▶ _Problems to solve_
1) According to the Earl Zindars biography, who was the best man at Zindars's wedding?
2) Pick up the Earl Zindars biography after its final sentence and extend it.

▶ _Text under study_

- Born: September 25, 1927
- Origin: Chicago, Illinois, U.S.
- Died: August 15, 2005 (aged 77) San Francisco, California, U.S.
- Education: DePaul University; Northwestern University; Oxford University; Columbia University
- Genres: Jazz, classical
- Occupations: Composer, percussionist

= Earl Zindars =

American composer (1927–2005)

Earl Zindars (September 25, 1927 – August 15, 2005) was an American percussionist and composer of jazz and classical music.

==Biography==
Zindars was born in Chicago, Illinois, United States, and began studying percussion in elementary school. He attended DePaul University and Northwestern University, where he worked with the composer Wallingford Riegger, before studying as a Fulbright scholar at Oxford University in England. While doing postgraduate work at Columbia University, he played timpani at Radio City Music Hall and married the jazz singer Anne Bohigian. The best man at his wedding was lifelong friend Bill Evans, whom he had met while both of them were serving in the military during the Korean War and playing in military bands. Zindars and his wife had two daughters, Helene and Karen, who referred to Evans as "Uncle Bill" when he stayed with the family in San Francisco during West Coast tours. Zindars taught music composition and theory for six years at San Francisco State College.

Trained as a classical and jazz percussionist, Zindars went on to compose works for various ensembles. Many of his jazz pieces were recorded by Evans, including "Elsa" (1961), "How My Heart Sings" (1962), "Mother of Earl" (1968), "Soirée" and "Lullaby for Helene" (1970), "Sareen Jurer" (1974), and "Quiet Light" (1977), and Evans played several other Zindars pieces in live concerts. Zindars recorded three tracks with Evans on the album The Soul of Jazz Percussion (1960), which also features Donald Byrd, Pepper Adams, Paul Chambers, and Philly Joe Jones.

▶ _Raw data_
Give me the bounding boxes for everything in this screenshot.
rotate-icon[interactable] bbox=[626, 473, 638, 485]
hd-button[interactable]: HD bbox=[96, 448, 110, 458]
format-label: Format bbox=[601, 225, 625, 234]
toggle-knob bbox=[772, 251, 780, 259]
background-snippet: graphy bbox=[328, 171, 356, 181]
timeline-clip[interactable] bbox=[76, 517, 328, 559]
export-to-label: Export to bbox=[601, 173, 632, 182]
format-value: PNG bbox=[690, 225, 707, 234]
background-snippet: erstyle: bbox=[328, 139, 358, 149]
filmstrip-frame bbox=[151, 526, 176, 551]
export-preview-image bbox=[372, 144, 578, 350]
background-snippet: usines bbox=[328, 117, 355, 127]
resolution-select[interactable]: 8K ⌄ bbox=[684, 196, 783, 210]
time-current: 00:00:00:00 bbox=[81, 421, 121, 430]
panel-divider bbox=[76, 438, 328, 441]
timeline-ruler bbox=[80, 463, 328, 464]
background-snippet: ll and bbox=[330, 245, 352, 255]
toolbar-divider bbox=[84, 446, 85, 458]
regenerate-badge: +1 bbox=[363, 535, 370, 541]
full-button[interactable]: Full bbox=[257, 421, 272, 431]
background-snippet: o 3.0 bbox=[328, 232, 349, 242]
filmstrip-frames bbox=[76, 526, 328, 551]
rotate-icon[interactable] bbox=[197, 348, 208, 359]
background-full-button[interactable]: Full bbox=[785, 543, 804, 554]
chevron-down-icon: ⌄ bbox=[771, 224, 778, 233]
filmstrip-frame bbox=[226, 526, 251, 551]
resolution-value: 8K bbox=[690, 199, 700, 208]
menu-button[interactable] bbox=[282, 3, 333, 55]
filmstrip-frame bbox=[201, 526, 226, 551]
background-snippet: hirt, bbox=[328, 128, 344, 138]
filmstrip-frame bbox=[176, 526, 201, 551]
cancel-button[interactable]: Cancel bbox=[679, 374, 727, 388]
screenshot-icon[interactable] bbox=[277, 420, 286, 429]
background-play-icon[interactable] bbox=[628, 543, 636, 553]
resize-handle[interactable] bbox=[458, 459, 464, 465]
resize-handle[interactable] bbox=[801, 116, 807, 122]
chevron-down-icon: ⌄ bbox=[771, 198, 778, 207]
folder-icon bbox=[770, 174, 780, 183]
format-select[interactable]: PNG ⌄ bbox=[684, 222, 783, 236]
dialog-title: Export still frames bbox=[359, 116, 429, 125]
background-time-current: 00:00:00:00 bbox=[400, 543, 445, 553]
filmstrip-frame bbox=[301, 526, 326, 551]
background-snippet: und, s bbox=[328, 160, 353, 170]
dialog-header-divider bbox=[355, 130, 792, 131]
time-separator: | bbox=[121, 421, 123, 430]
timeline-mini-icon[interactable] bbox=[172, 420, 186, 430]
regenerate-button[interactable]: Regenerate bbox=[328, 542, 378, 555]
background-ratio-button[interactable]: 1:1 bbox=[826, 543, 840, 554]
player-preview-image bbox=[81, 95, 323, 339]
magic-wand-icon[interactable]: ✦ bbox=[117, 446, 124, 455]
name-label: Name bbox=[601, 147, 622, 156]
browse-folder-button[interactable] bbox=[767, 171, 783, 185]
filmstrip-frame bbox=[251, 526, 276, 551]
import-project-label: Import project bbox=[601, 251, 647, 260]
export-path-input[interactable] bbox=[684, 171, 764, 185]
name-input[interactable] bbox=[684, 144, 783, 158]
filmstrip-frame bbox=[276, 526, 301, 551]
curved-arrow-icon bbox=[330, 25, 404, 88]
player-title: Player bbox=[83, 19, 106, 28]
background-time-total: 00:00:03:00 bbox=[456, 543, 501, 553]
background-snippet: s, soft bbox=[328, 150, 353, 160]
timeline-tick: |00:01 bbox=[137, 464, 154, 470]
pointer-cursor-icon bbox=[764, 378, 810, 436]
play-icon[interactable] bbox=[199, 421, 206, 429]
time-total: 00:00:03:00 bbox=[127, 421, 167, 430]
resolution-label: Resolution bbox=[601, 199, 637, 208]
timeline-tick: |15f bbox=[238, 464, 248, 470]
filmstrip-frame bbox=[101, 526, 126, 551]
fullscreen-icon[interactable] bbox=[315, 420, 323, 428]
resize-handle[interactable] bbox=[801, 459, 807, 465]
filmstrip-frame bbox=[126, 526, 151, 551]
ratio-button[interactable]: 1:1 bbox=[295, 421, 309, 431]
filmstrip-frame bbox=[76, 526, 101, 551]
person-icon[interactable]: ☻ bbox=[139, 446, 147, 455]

▶ _Answers to the tasks_
1) Bill Evans, his lifelong friend.

2)
In the liner notes to his 1962 album How My Heart Sings!, Evans wrote of Zindars that "as is evidenced here," he "is a songwriter of outstanding merit." Evans also called him "a very fine symphonic percussionist as well as a jazz drummer" and "a composer of extended works for string quartet, brass ensembles, symphony orchestras, etc."

After Evans' death, "How My Heart Sings", in particular, went on to become a jazz standard, recorded many times. In 1985, guitarists Larry Coryell and Emily Remler covered it on their album Together. Zindars continued to compose and wrote a tribute piece to Evans in 1995 titled "I Always Think of You.".

Pianist Bill Cunliffe brought out a sextet CD in 2003, also titled How My Heart Sings, dedicating it exclusively to the music of Zindars. Cunliffe described Zindars' contribution:He [Zindars] was an interesting composer in that he was one of the first, along with Brubeck, to write songs where the time signature changes. For example, on "How My Heart Sings," the first part of the song is in a waltz feel, but the middle part of the tune is in a 4/4, medium, swing jazz feel. That was very, very innovative for the fifties. Very few guys were doing that. His music is very interesting harmonically as well and he has a really strong melodic sense. He's a very good composer.

Zindars appeared on KCSM's Desert Island Jazz program in 2003. He released two compact discs with his compositions: The Return and And Then Some. They were limited releases, featuring the trios of Bay Area pianists Don Haas and Larry Dunlap.

Zindars died of cancer in San Francisco at the age of 77. A San Francisco Chronicle obituary noted, "Zindars, who expressed himself more through his music than words, composed his final composition less than a month" before dying; "it was called 'Roses for Annig' and was dedicated to his wife of 43 years."

Between 2006 and 2009, the Italian pianist Luciano Troja recorded a Zindars album titled At Home with Zindars (2010). AllAboutJazz noted in a review: "Enchanted by Zindars' compositions, Troja embarked on a five-year odyssey to meet the sources of Zindars' inspiration—his wife and daughters—and to record, over several years, sixteen of Zindars' pieces. Troja's dedication and evident inspiration gave rise to these heartfelt and arresting personal forays into a composer's music whose influence on Evans was profound."